------ Information given

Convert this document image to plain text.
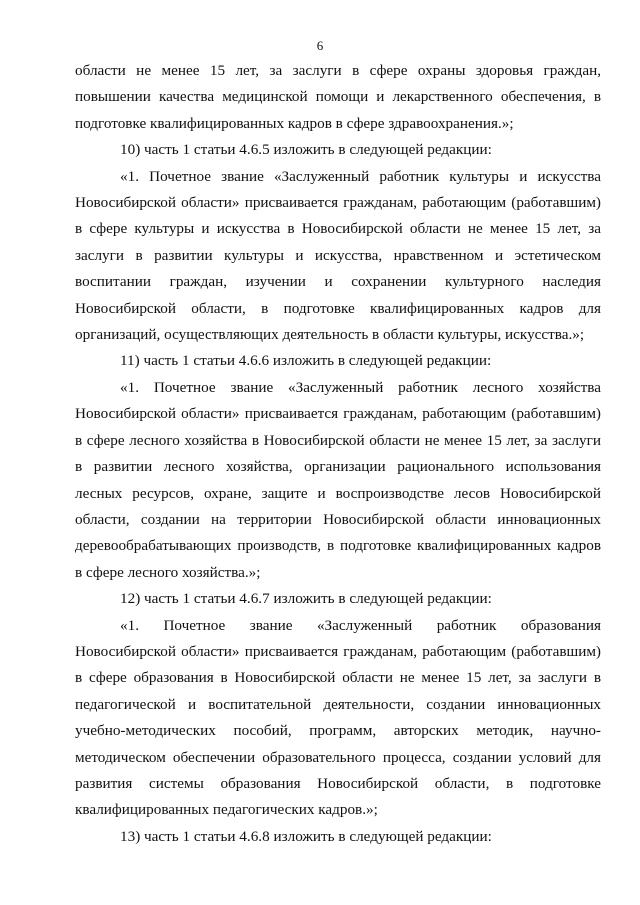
6

области не менее 15 лет, за заслуги в сфере охраны здоровья граждан, повышении качества медицинской помощи и лекарственного обеспечения, в подготовке квалифицированных кадров в сфере здравоохранения.»;

10) часть 1 статьи 4.6.5 изложить в следующей редакции:

«1. Почетное звание «Заслуженный работник культуры и искусства Новосибирской области» присваивается гражданам, работающим (работавшим) в сфере культуры и искусства в Новосибирской области не менее 15 лет, за заслуги в развитии культуры и искусства, нравственном и эстетическом воспитании граждан, изучении и сохранении культурного наследия Новосибирской области, в подготовке квалифицированных кадров для организаций, осуществляющих деятельность в области культуры, искусства.»;

11) часть 1 статьи 4.6.6 изложить в следующей редакции:

«1. Почетное звание «Заслуженный работник лесного хозяйства Новосибирской области» присваивается гражданам, работающим (работавшим) в сфере лесного хозяйства в Новосибирской области не менее 15 лет, за заслуги в развитии лесного хозяйства, организации рационального использования лесных ресурсов, охране, защите и воспроизводстве лесов Новосибирской области, создании на территории Новосибирской области инновационных деревообрабатывающих производств, в подготовке квалифицированных кадров в сфере лесного хозяйства.»;

12) часть 1 статьи 4.6.7 изложить в следующей редакции:

«1. Почетное звание «Заслуженный работник образования Новосибирской области» присваивается гражданам, работающим (работавшим) в сфере образования в Новосибирской области не менее 15 лет, за заслуги в педагогической и воспитательной деятельности, создании инновационных учебно-методических пособий, программ, авторских методик, научно-методическом обеспечении образовательного процесса, создании условий для развития системы образования Новосибирской области, в подготовке квалифицированных педагогических кадров.»;

13) часть 1 статьи 4.6.8 изложить в следующей редакции:
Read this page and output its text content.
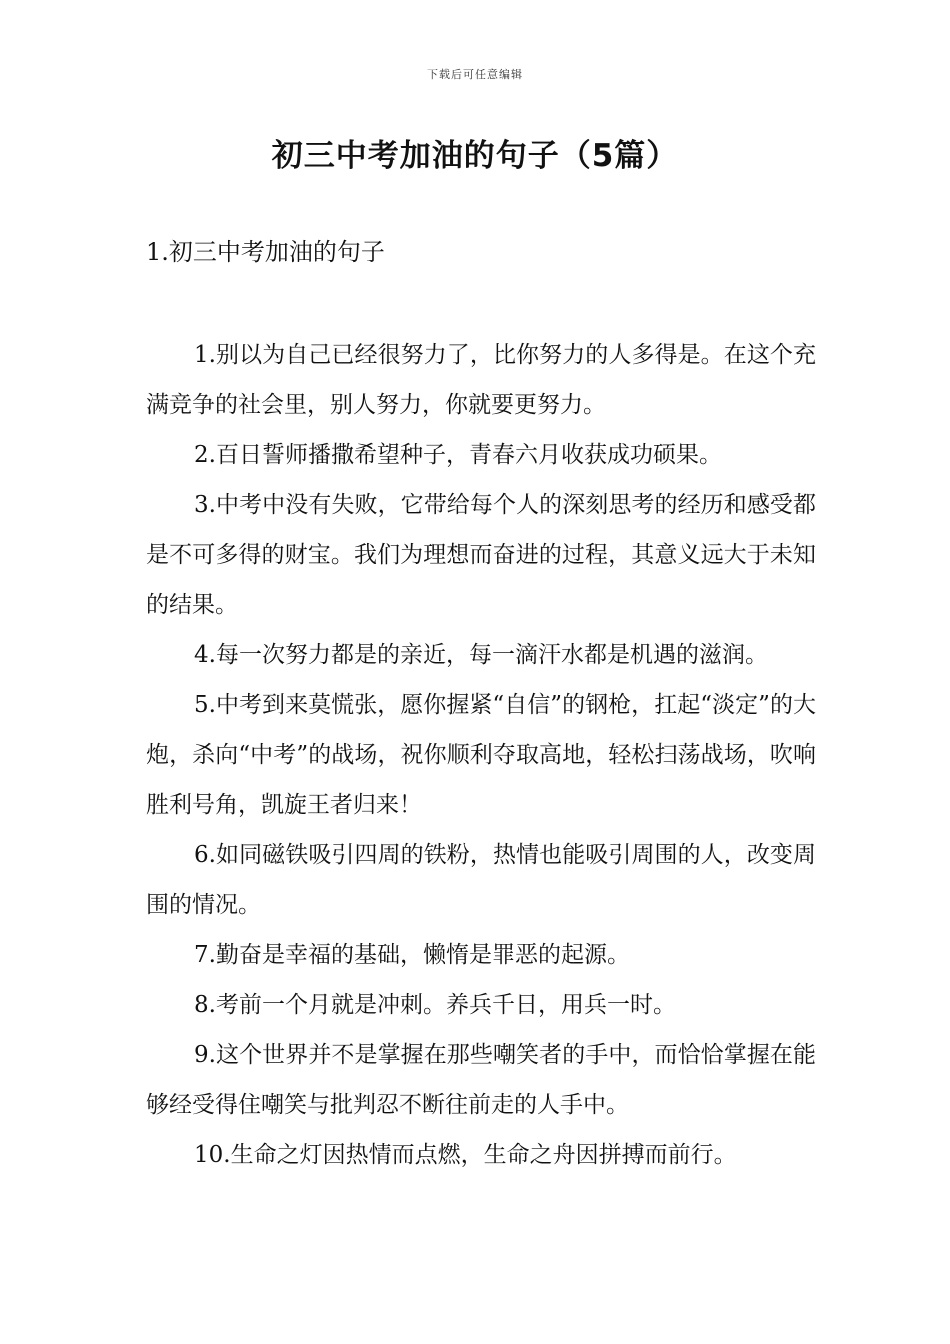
下载后可任意编辑
初三中考加油的句子（5篇）
1.初三中考加油的句子

1.别以为自己已经很努力了，比你努力的人多得是。在这个充满竞争的社会里，别人努力，你就要更努力。

2.百日誓师播撒希望种子，青春六月收获成功硕果。

3.中考中没有失败，它带给每个人的深刻思考的经历和感受都是不可多得的财宝。我们为理想而奋进的过程，其意义远大于未知的结果。

4.每一次努力都是的亲近，每一滴汗水都是机遇的滋润。

5.中考到来莫慌张，愿你握紧“自信”的钢枪，扛起“淡定”的大炮，杀向“中考”的战场，祝你顺利夺取高地，轻松扫荡战场，吹响胜利号角，凯旋王者归来！

6.如同磁铁吸引四周的铁粉，热情也能吸引周围的人，改变周围的情况。

7.勤奋是幸福的基础，懒惰是罪恶的起源。

8.考前一个月就是冲刺。养兵千日，用兵一时。

9.这个世界并不是掌握在那些嘲笑者的手中，而恰恰掌握在能够经受得住嘲笑与批判忍不断往前走的人手中。

10.生命之灯因热情而点燃，生命之舟因拼搏而前行。
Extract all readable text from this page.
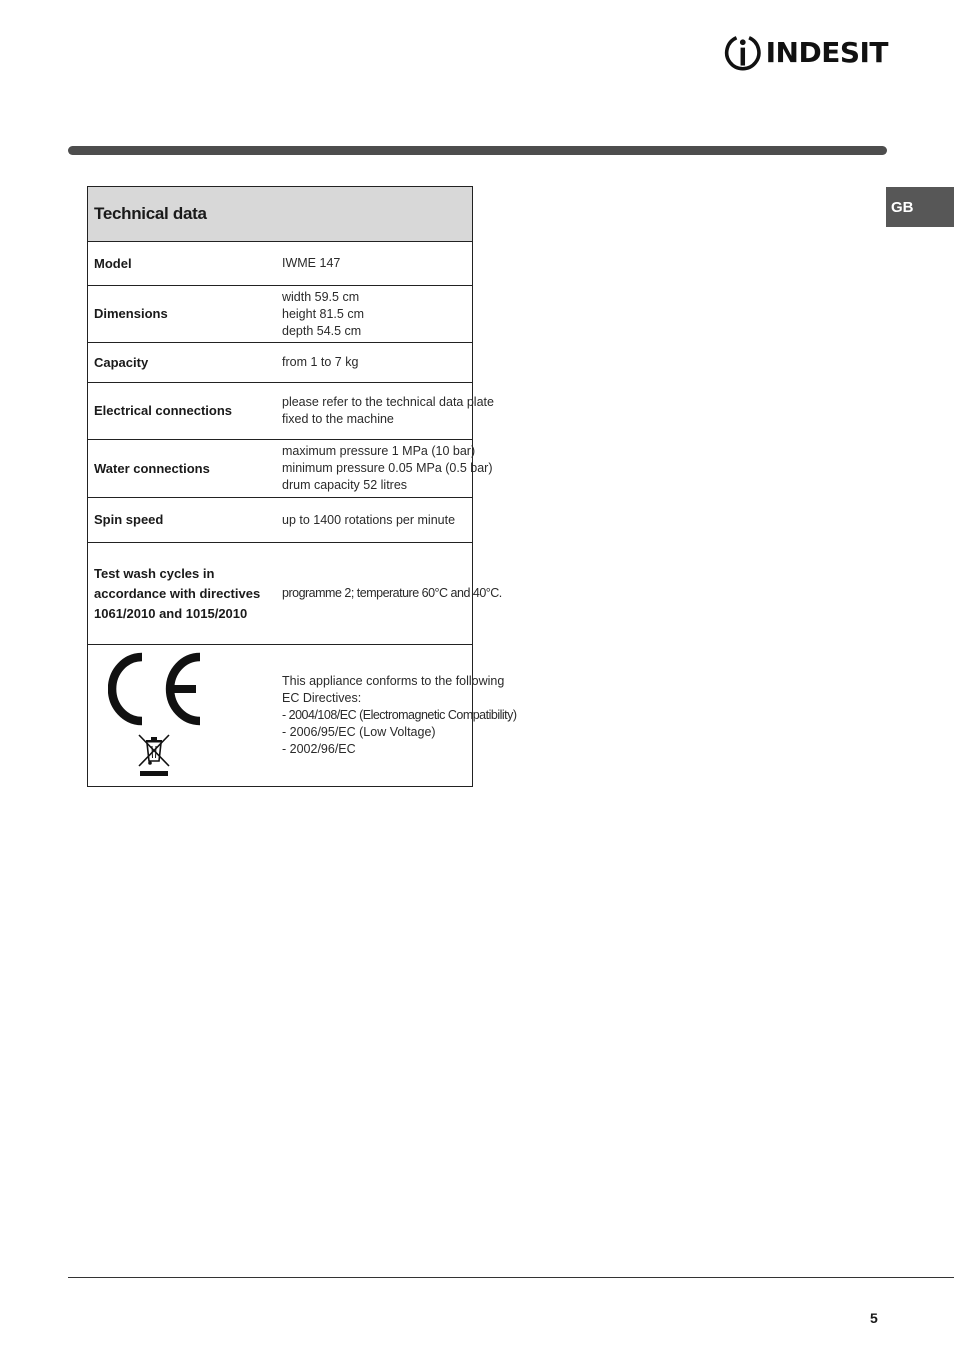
INDESIT
GB
Technical data	
Model	IWME 147

Dimensions	width 59.5 cm
height 81.5 cm
depth 54.5 cm

Capacity	from 1 to 7 kg

Electrical connections	please refer to the technical data plate
fixed to the machine

Water connections	maximum pressure 1 MPa (10 bar)
minimum pressure 0.05 MPa (0.5 bar)
drum capacity 52 litres

Spin speed	up to 1400 rotations per minute

Test wash cycles in accordance with directives 1061/2010 and 1015/2010	programme 2; temperature 60°C and 40°C.

This appliance conforms to the following
EC Directives:
- 2004/108/EC (Electromagnetic Compatibility)
- 2006/95/EC (Low Voltage)
- 2002/96/EC
5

------------

The problem:
Repeat the records above verbatim, with no pictures in the result.

Exercise result:
Convert this document image to plain text.
6

области не менее 15 лет, за заслуги в сфере охраны здоровья граждан, повышении качества медицинской помощи и лекарственного обеспечения, в подготовке квалифицированных кадров в сфере здравоохранения.»;

10) часть 1 статьи 4.6.5 изложить в следующей редакции:

«1. Почетное звание «Заслуженный работник культуры и искусства Новосибирской области» присваивается гражданам, работающим (работавшим) в сфере культуры и искусства в Новосибирской области не менее 15 лет, за заслуги в развитии культуры и искусства, нравственном и эстетическом воспитании граждан, изучении и сохранении культурного наследия Новосибирской области, в подготовке квалифицированных кадров для организаций, осуществляющих деятельность в области культуры, искусства.»;

11) часть 1 статьи 4.6.6 изложить в следующей редакции:

«1. Почетное звание «Заслуженный работник лесного хозяйства Новосибирской области» присваивается гражданам, работающим (работавшим) в сфере лесного хозяйства в Новосибирской области не менее 15 лет, за заслуги в развитии лесного хозяйства, организации рационального использования лесных ресурсов, охране, защите и воспроизводстве лесов Новосибирской области, создании на территории Новосибирской области инновационных деревообрабатывающих производств, в подготовке квалифицированных кадров в сфере лесного хозяйства.»;

12) часть 1 статьи 4.6.7 изложить в следующей редакции:

«1. Почетное звание «Заслуженный работник образования Новосибирской области» присваивается гражданам, работающим (работавшим) в сфере образования в Новосибирской области не менее 15 лет, за заслуги в педагогической и воспитательной деятельности, создании инновационных учебно-методических пособий, программ, авторских методик, научно-методическом обеспечении образовательного процесса, создании условий для развития системы образования Новосибирской области, в подготовке квалифицированных педагогических кадров.»;

13) часть 1 статьи 4.6.8 изложить в следующей редакции:
Read this page and output its text content.
下载后可任意编辑
初三中考加油的句子（5篇）
1.初三中考加油的句子

1.别以为自己已经很努力了，比你努力的人多得是。在这个充满竞争的社会里，别人努力，你就要更努力。

2.百日誓师播撒希望种子，青春六月收获成功硕果。

3.中考中没有失败，它带给每个人的深刻思考的经历和感受都是不可多得的财宝。我们为理想而奋进的过程，其意义远大于未知的结果。

4.每一次努力都是的亲近，每一滴汗水都是机遇的滋润。

5.中考到来莫慌张，愿你握紧“自信”的钢枪，扛起“淡定”的大炮，杀向“中考”的战场，祝你顺利夺取高地，轻松扫荡战场，吹响胜利号角，凯旋王者归来！

6.如同磁铁吸引四周的铁粉，热情也能吸引周围的人，改变周围的情况。

7.勤奋是幸福的基础，懒惰是罪恶的起源。

8.考前一个月就是冲刺。养兵千日，用兵一时。

9.这个世界并不是掌握在那些嘲笑者的手中，而恰恰掌握在能够经受得住嘲笑与批判忍不断往前走的人手中。

10.生命之灯因热情而点燃，生命之舟因拼搏而前行。
Extract all readable text from this page.
INDESIT
GB
Technical data	
Model	IWME 147

Dimensions	width 59.5 cm
height 81.5 cm
depth 54.5 cm

Capacity	from 1 to 7 kg

Electrical connections	please refer to the technical data plate
fixed to the machine

Water connections	maximum pressure 1 MPa (10 bar)
minimum pressure 0.05 MPa (0.5 bar)
drum capacity 52 litres

Spin speed	up to 1400 rotations per minute

Test wash cycles in accordance with directives 1061/2010 and 1015/2010	programme 2; temperature 60°C and 40°C.

This appliance conforms to the following
EC Directives:
- 2004/108/EC (Electromagnetic Compatibility)
- 2006/95/EC (Low Voltage)
- 2002/96/EC
5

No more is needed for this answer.